### [Short problem]
Will you print the material below without altering a single character?
-- start --
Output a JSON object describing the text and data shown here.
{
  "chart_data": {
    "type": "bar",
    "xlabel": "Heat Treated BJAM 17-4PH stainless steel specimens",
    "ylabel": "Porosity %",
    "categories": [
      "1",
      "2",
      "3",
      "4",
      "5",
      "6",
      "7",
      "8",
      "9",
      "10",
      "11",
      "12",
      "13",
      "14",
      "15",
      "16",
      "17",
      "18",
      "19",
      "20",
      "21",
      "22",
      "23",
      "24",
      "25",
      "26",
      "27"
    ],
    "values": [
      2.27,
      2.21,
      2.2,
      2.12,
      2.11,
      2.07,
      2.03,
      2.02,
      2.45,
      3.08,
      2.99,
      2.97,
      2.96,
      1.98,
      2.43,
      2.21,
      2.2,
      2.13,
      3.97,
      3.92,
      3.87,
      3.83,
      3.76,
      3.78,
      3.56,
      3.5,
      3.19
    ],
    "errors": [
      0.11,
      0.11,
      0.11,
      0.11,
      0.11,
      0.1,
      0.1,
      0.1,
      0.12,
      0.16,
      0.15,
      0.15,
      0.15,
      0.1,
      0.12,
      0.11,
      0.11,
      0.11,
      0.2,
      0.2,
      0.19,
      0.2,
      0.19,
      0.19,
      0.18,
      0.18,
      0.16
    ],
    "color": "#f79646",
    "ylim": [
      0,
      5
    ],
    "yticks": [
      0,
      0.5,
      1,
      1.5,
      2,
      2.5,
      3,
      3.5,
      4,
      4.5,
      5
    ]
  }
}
-- end --
### [Full output]
Output a JSON object describing the text and data shown here.
{
  "chart_data": {
    "type": "bar",
    "xlabel": "Heat Treated BJAM 17-4PH stainless steel specimens",
    "ylabel": "Porosity %",
    "categories": [
      "1",
      "2",
      "3",
      "4",
      "5",
      "6",
      "7",
      "8",
      "9",
      "10",
      "11",
      "12",
      "13",
      "14",
      "15",
      "16",
      "17",
      "18",
      "19",
      "20",
      "21",
      "22",
      "23",
      "24",
      "25",
      "26",
      "27"
    ],
    "values": [
      2.27,
      2.21,
      2.2,
      2.12,
      2.11,
      2.07,
      2.03,
      2.02,
      2.45,
      3.08,
      2.99,
      2.97,
      2.96,
      1.98,
      2.43,
      2.21,
      2.2,
      2.13,
      3.97,
      3.92,
      3.87,
      3.83,
      3.76,
      3.78,
      3.56,
      3.5,
      3.19
    ],
    "errors": [
      0.11,
      0.11,
      0.11,
      0.11,
      0.11,
      0.1,
      0.1,
      0.1,
      0.12,
      0.16,
      0.15,
      0.15,
      0.15,
      0.1,
      0.12,
      0.11,
      0.11,
      0.11,
      0.2,
      0.2,
      0.19,
      0.2,
      0.19,
      0.19,
      0.18,
      0.18,
      0.16
    ],
    "color": "#f79646",
    "ylim": [
      0,
      5
    ],
    "yticks": [
      0,
      0.5,
      1,
      1.5,
      2,
      2.5,
      3,
      3.5,
      4,
      4.5,
      5
    ]
  }
}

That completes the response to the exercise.